» Exercise directions
Retype the complete listing exactly as it appears.

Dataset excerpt
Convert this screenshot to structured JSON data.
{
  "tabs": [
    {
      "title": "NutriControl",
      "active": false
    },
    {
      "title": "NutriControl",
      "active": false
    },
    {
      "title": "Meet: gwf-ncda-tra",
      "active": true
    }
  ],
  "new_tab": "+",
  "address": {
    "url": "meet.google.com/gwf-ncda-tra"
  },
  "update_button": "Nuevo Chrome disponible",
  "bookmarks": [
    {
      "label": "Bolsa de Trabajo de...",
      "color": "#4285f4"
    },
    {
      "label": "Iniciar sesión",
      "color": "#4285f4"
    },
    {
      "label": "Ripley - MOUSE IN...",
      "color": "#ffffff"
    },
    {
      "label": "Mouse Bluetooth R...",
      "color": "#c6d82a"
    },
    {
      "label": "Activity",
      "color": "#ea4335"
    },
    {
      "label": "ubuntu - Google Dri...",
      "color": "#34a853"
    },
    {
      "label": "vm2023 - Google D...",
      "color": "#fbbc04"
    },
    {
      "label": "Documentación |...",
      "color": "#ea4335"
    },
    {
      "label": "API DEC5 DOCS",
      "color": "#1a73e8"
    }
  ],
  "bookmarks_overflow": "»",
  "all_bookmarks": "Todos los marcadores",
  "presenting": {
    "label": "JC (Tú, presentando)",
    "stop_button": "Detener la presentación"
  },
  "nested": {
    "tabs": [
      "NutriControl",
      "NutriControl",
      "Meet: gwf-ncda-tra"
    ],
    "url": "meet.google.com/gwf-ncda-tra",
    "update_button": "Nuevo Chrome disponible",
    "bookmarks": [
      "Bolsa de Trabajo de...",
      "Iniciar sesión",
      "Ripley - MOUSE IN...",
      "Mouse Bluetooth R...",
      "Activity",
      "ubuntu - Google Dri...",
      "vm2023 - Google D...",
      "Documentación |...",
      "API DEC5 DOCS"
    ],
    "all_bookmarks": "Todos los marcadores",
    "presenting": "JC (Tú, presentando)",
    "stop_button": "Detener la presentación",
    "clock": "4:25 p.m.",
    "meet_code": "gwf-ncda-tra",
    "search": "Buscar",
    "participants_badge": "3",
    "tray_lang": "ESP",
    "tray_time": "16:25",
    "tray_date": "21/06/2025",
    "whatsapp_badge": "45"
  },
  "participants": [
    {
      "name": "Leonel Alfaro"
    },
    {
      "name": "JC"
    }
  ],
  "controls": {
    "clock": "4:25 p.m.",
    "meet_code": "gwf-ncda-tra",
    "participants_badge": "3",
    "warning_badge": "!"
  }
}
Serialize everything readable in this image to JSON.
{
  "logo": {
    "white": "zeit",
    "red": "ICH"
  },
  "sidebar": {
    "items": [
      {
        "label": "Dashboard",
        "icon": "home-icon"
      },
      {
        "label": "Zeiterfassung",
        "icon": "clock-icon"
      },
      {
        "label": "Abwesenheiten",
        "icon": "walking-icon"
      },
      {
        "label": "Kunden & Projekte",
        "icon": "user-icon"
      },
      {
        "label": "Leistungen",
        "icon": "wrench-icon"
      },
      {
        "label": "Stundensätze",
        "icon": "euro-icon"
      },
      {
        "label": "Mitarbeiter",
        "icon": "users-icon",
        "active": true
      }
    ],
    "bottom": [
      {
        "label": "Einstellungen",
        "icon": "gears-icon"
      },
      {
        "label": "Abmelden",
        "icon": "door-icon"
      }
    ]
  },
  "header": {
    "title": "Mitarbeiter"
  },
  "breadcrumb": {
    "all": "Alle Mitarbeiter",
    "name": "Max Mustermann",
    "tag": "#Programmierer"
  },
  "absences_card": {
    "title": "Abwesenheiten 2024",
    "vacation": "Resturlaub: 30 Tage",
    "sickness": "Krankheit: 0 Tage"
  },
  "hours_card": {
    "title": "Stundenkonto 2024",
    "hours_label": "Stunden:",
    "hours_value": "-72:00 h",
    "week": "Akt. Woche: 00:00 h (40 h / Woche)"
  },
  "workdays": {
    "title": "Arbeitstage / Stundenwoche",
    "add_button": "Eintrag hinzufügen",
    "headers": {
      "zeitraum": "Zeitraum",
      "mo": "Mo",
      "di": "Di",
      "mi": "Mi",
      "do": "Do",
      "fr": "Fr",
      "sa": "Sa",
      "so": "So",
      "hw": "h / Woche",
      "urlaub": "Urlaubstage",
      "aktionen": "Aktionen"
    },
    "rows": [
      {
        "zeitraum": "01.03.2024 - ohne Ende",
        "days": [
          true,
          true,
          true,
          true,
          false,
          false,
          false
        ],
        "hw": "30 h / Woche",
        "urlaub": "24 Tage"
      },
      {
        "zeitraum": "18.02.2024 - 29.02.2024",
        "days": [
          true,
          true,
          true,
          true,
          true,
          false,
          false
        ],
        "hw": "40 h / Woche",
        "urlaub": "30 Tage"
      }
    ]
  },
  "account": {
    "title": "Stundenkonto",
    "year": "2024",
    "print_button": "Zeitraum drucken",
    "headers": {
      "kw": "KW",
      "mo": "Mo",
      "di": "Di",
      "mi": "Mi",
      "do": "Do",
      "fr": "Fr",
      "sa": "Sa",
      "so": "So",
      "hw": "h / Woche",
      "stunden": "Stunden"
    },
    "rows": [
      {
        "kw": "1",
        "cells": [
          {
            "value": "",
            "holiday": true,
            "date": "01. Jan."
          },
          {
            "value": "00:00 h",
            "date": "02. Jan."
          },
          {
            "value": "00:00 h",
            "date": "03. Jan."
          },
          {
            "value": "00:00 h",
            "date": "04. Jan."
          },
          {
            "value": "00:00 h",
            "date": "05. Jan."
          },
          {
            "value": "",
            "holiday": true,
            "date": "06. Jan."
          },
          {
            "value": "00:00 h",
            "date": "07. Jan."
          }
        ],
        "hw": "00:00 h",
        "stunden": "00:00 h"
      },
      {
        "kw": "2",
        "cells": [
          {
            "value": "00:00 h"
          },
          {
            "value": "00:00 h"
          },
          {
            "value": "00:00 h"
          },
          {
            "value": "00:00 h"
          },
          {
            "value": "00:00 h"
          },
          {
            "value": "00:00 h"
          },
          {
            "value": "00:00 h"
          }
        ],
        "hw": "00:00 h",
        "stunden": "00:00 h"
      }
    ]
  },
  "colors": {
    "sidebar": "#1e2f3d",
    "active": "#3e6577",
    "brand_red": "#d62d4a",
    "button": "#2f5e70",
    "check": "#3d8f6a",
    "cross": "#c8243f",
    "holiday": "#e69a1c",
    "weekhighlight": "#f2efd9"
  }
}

» Right answer
Convert this screenshot to structured JSON data.
{
  "tabs": [
    {
      "title": "NutriControl",
      "active": false
    },
    {
      "title": "NutriControl",
      "active": false
    },
    {
      "title": "Meet: gwf-ncda-tra",
      "active": true
    }
  ],
  "new_tab": "+",
  "address": {
    "url": "meet.google.com/gwf-ncda-tra"
  },
  "update_button": "Nuevo Chrome disponible",
  "bookmarks": [
    {
      "label": "Bolsa de Trabajo de...",
      "color": "#4285f4"
    },
    {
      "label": "Iniciar sesión",
      "color": "#4285f4"
    },
    {
      "label": "Ripley - MOUSE IN...",
      "color": "#ffffff"
    },
    {
      "label": "Mouse Bluetooth R...",
      "color": "#c6d82a"
    },
    {
      "label": "Activity",
      "color": "#ea4335"
    },
    {
      "label": "ubuntu - Google Dri...",
      "color": "#34a853"
    },
    {
      "label": "vm2023 - Google D...",
      "color": "#fbbc04"
    },
    {
      "label": "Documentación |...",
      "color": "#ea4335"
    },
    {
      "label": "API DEC5 DOCS",
      "color": "#1a73e8"
    }
  ],
  "bookmarks_overflow": "»",
  "all_bookmarks": "Todos los marcadores",
  "presenting": {
    "label": "JC (Tú, presentando)",
    "stop_button": "Detener la presentación"
  },
  "nested": {
    "tabs": [
      "NutriControl",
      "NutriControl",
      "Meet: gwf-ncda-tra"
    ],
    "url": "meet.google.com/gwf-ncda-tra",
    "update_button": "Nuevo Chrome disponible",
    "bookmarks": [
      "Bolsa de Trabajo de...",
      "Iniciar sesión",
      "Ripley - MOUSE IN...",
      "Mouse Bluetooth R...",
      "Activity",
      "ubuntu - Google Dri...",
      "vm2023 - Google D...",
      "Documentación |...",
      "API DEC5 DOCS"
    ],
    "all_bookmarks": "Todos los marcadores",
    "presenting": "JC (Tú, presentando)",
    "stop_button": "Detener la presentación",
    "clock": "4:25 p.m.",
    "meet_code": "gwf-ncda-tra",
    "search": "Buscar",
    "participants_badge": "3",
    "tray_lang": "ESP",
    "tray_time": "16:25",
    "tray_date": "21/06/2025",
    "whatsapp_badge": "45"
  },
  "participants": [
    {
      "name": "Leonel Alfaro"
    },
    {
      "name": "JC"
    }
  ],
  "controls": {
    "clock": "4:25 p.m.",
    "meet_code": "gwf-ncda-tra",
    "participants_badge": "3",
    "warning_badge": "!"
  }
}
Serialize everything readable in this image to JSON.
{
  "logo": {
    "white": "zeit",
    "red": "ICH"
  },
  "sidebar": {
    "items": [
      {
        "label": "Dashboard",
        "icon": "home-icon"
      },
      {
        "label": "Zeiterfassung",
        "icon": "clock-icon"
      },
      {
        "label": "Abwesenheiten",
        "icon": "walking-icon"
      },
      {
        "label": "Kunden & Projekte",
        "icon": "user-icon"
      },
      {
        "label": "Leistungen",
        "icon": "wrench-icon"
      },
      {
        "label": "Stundensätze",
        "icon": "euro-icon"
      },
      {
        "label": "Mitarbeiter",
        "icon": "users-icon",
        "active": true
      }
    ],
    "bottom": [
      {
        "label": "Einstellungen",
        "icon": "gears-icon"
      },
      {
        "label": "Abmelden",
        "icon": "door-icon"
      }
    ]
  },
  "header": {
    "title": "Mitarbeiter"
  },
  "breadcrumb": {
    "all": "Alle Mitarbeiter",
    "name": "Max Mustermann",
    "tag": "#Programmierer"
  },
  "absences_card": {
    "title": "Abwesenheiten 2024",
    "vacation": "Resturlaub: 30 Tage",
    "sickness": "Krankheit: 0 Tage"
  },
  "hours_card": {
    "title": "Stundenkonto 2024",
    "hours_label": "Stunden:",
    "hours_value": "-72:00 h",
    "week": "Akt. Woche: 00:00 h (40 h / Woche)"
  },
  "workdays": {
    "title": "Arbeitstage / Stundenwoche",
    "add_button": "Eintrag hinzufügen",
    "headers": {
      "zeitraum": "Zeitraum",
      "mo": "Mo",
      "di": "Di",
      "mi": "Mi",
      "do": "Do",
      "fr": "Fr",
      "sa": "Sa",
      "so": "So",
      "hw": "h / Woche",
      "urlaub": "Urlaubstage",
      "aktionen": "Aktionen"
    },
    "rows": [
      {
        "zeitraum": "01.03.2024 - ohne Ende",
        "days": [
          true,
          true,
          true,
          true,
          false,
          false,
          false
        ],
        "hw": "30 h / Woche",
        "urlaub": "24 Tage"
      },
      {
        "zeitraum": "18.02.2024 - 29.02.2024",
        "days": [
          true,
          true,
          true,
          true,
          true,
          false,
          false
        ],
        "hw": "40 h / Woche",
        "urlaub": "30 Tage"
      }
    ]
  },
  "account": {
    "title": "Stundenkonto",
    "year": "2024",
    "print_button": "Zeitraum drucken",
    "headers": {
      "kw": "KW",
      "mo": "Mo",
      "di": "Di",
      "mi": "Mi",
      "do": "Do",
      "fr": "Fr",
      "sa": "Sa",
      "so": "So",
      "hw": "h / Woche",
      "stunden": "Stunden"
    },
    "rows": [
      {
        "kw": "1",
        "cells": [
          {
            "value": "",
            "holiday": true,
            "date": "01. Jan."
          },
          {
            "value": "00:00 h",
            "date": "02. Jan."
          },
          {
            "value": "00:00 h",
            "date": "03. Jan."
          },
          {
            "value": "00:00 h",
            "date": "04. Jan."
          },
          {
            "value": "00:00 h",
            "date": "05. Jan."
          },
          {
            "value": "",
            "holiday": true,
            "date": "06. Jan."
          },
          {
            "value": "00:00 h",
            "date": "07. Jan."
          }
        ],
        "hw": "00:00 h",
        "stunden": "00:00 h"
      },
      {
        "kw": "2",
        "cells": [
          {
            "value": "00:00 h"
          },
          {
            "value": "00:00 h"
          },
          {
            "value": "00:00 h"
          },
          {
            "value": "00:00 h"
          },
          {
            "value": "00:00 h"
          },
          {
            "value": "00:00 h"
          },
          {
            "value": "00:00 h"
          }
        ],
        "hw": "00:00 h",
        "stunden": "00:00 h"
      }
    ]
  },
  "colors": {
    "sidebar": "#1e2f3d",
    "active": "#3e6577",
    "brand_red": "#d62d4a",
    "button": "#2f5e70",
    "check": "#3d8f6a",
    "cross": "#c8243f",
    "holiday": "#e69a1c",
    "weekhighlight": "#f2efd9"
  }
}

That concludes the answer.